Leave out the pictures and repeat the data exactly.

= = = = = = =

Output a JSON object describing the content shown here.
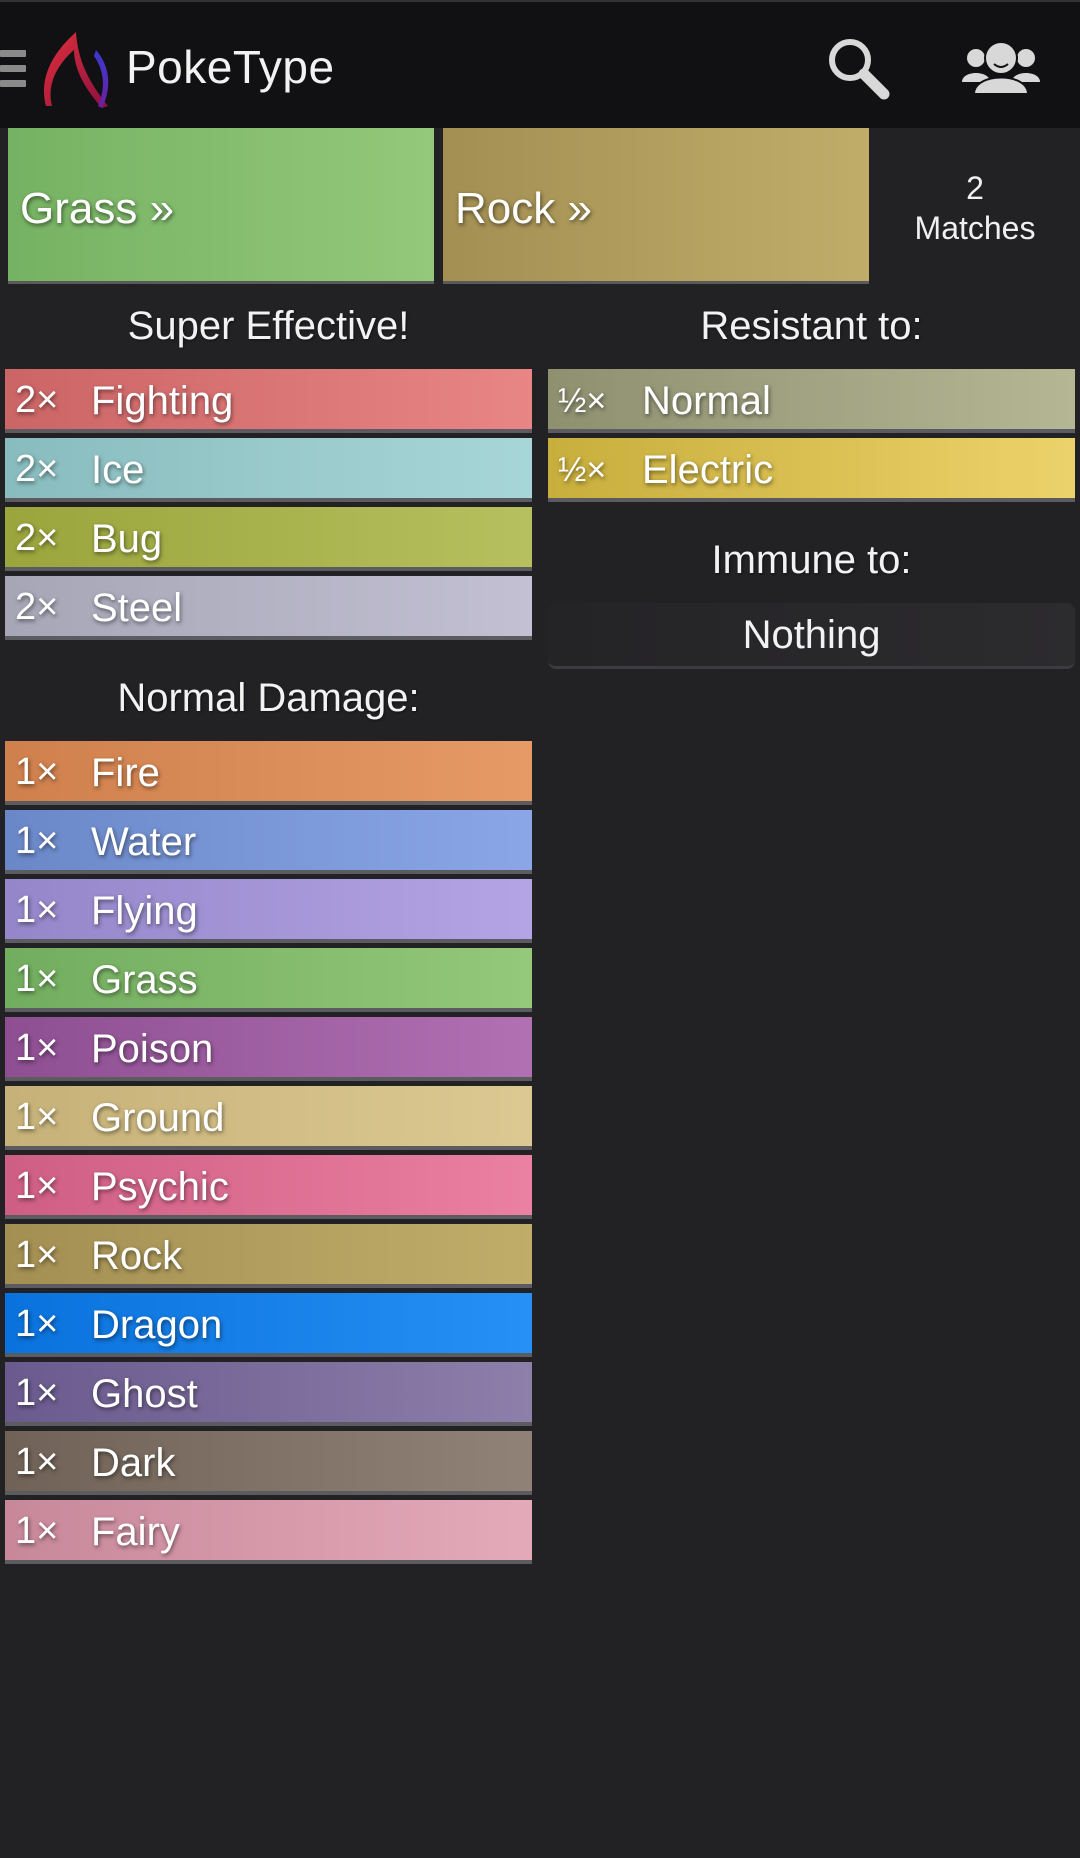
{
  "app": {
    "title": "PokeType",
    "icons": {
      "menu": "hamburger-menu-icon",
      "logo": "poketype-logo",
      "search": "search-icon",
      "people": "people-group-icon"
    }
  },
  "selected_types": [
    {
      "label": "Grass »",
      "color": "#85bd6e"
    },
    {
      "label": "Rock »",
      "color": "#b19e5e"
    }
  ],
  "matches": {
    "count": "2",
    "label": "Matches"
  },
  "super_effective": {
    "title": "Super Effective!",
    "items": [
      {
        "mult": "2×",
        "type": "Fighting",
        "from": "#cc6565",
        "to": "#e88585"
      },
      {
        "mult": "2×",
        "type": "Ice",
        "from": "#88bcbe",
        "to": "#a8d6d8"
      },
      {
        "mult": "2×",
        "type": "Bug",
        "from": "#9aa53c",
        "to": "#b6c05e"
      },
      {
        "mult": "2×",
        "type": "Steel",
        "from": "#a6a6b6",
        "to": "#c2c0d2"
      }
    ]
  },
  "normal_damage": {
    "title": "Normal Damage:",
    "items": [
      {
        "mult": "1×",
        "type": "Fire",
        "from": "#cf804c",
        "to": "#e69a66"
      },
      {
        "mult": "1×",
        "type": "Water",
        "from": "#6a88c8",
        "to": "#8aa6e6"
      },
      {
        "mult": "1×",
        "type": "Flying",
        "from": "#9486c8",
        "to": "#b4a4e6"
      },
      {
        "mult": "1×",
        "type": "Grass",
        "from": "#72ad5f",
        "to": "#94c87a"
      },
      {
        "mult": "1×",
        "type": "Poison",
        "from": "#8e4f92",
        "to": "#b070b2"
      },
      {
        "mult": "1×",
        "type": "Ground",
        "from": "#c6b278",
        "to": "#dcc892"
      },
      {
        "mult": "1×",
        "type": "Psychic",
        "from": "#cf5e84",
        "to": "#ea80a2"
      },
      {
        "mult": "1×",
        "type": "Rock",
        "from": "#a38f52",
        "to": "#c1ad6a"
      },
      {
        "mult": "1×",
        "type": "Dragon",
        "from": "#0a72dc",
        "to": "#2690f6"
      },
      {
        "mult": "1×",
        "type": "Ghost",
        "from": "#6a5a8e",
        "to": "#8e7eaa"
      },
      {
        "mult": "1×",
        "type": "Dark",
        "from": "#706256",
        "to": "#908276"
      },
      {
        "mult": "1×",
        "type": "Fairy",
        "from": "#c7889a",
        "to": "#e4aaba"
      }
    ]
  },
  "resistant": {
    "title": "Resistant to:",
    "items": [
      {
        "mult": "½×",
        "type": "Normal",
        "from": "#8e9070",
        "to": "#b4b694"
      },
      {
        "mult": "½×",
        "type": "Electric",
        "from": "#c8ae3c",
        "to": "#ecd26a"
      }
    ]
  },
  "immune": {
    "title": "Immune to:",
    "value": "Nothing"
  }
}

= = = = = = =

### [FINISHED TASK]
Output a JSON object describing the content shown here.
{
  "app": {
    "title": "PokeType",
    "icons": {
      "menu": "hamburger-menu-icon",
      "logo": "poketype-logo",
      "search": "search-icon",
      "people": "people-group-icon"
    }
  },
  "selected_types": [
    {
      "label": "Grass »",
      "color": "#85bd6e"
    },
    {
      "label": "Rock »",
      "color": "#b19e5e"
    }
  ],
  "matches": {
    "count": "2",
    "label": "Matches"
  },
  "super_effective": {
    "title": "Super Effective!",
    "items": [
      {
        "mult": "2×",
        "type": "Fighting",
        "from": "#cc6565",
        "to": "#e88585"
      },
      {
        "mult": "2×",
        "type": "Ice",
        "from": "#88bcbe",
        "to": "#a8d6d8"
      },
      {
        "mult": "2×",
        "type": "Bug",
        "from": "#9aa53c",
        "to": "#b6c05e"
      },
      {
        "mult": "2×",
        "type": "Steel",
        "from": "#a6a6b6",
        "to": "#c2c0d2"
      }
    ]
  },
  "normal_damage": {
    "title": "Normal Damage:",
    "items": [
      {
        "mult": "1×",
        "type": "Fire",
        "from": "#cf804c",
        "to": "#e69a66"
      },
      {
        "mult": "1×",
        "type": "Water",
        "from": "#6a88c8",
        "to": "#8aa6e6"
      },
      {
        "mult": "1×",
        "type": "Flying",
        "from": "#9486c8",
        "to": "#b4a4e6"
      },
      {
        "mult": "1×",
        "type": "Grass",
        "from": "#72ad5f",
        "to": "#94c87a"
      },
      {
        "mult": "1×",
        "type": "Poison",
        "from": "#8e4f92",
        "to": "#b070b2"
      },
      {
        "mult": "1×",
        "type": "Ground",
        "from": "#c6b278",
        "to": "#dcc892"
      },
      {
        "mult": "1×",
        "type": "Psychic",
        "from": "#cf5e84",
        "to": "#ea80a2"
      },
      {
        "mult": "1×",
        "type": "Rock",
        "from": "#a38f52",
        "to": "#c1ad6a"
      },
      {
        "mult": "1×",
        "type": "Dragon",
        "from": "#0a72dc",
        "to": "#2690f6"
      },
      {
        "mult": "1×",
        "type": "Ghost",
        "from": "#6a5a8e",
        "to": "#8e7eaa"
      },
      {
        "mult": "1×",
        "type": "Dark",
        "from": "#706256",
        "to": "#908276"
      },
      {
        "mult": "1×",
        "type": "Fairy",
        "from": "#c7889a",
        "to": "#e4aaba"
      }
    ]
  },
  "resistant": {
    "title": "Resistant to:",
    "items": [
      {
        "mult": "½×",
        "type": "Normal",
        "from": "#8e9070",
        "to": "#b4b694"
      },
      {
        "mult": "½×",
        "type": "Electric",
        "from": "#c8ae3c",
        "to": "#ecd26a"
      }
    ]
  },
  "immune": {
    "title": "Immune to:",
    "value": "Nothing"
  }
}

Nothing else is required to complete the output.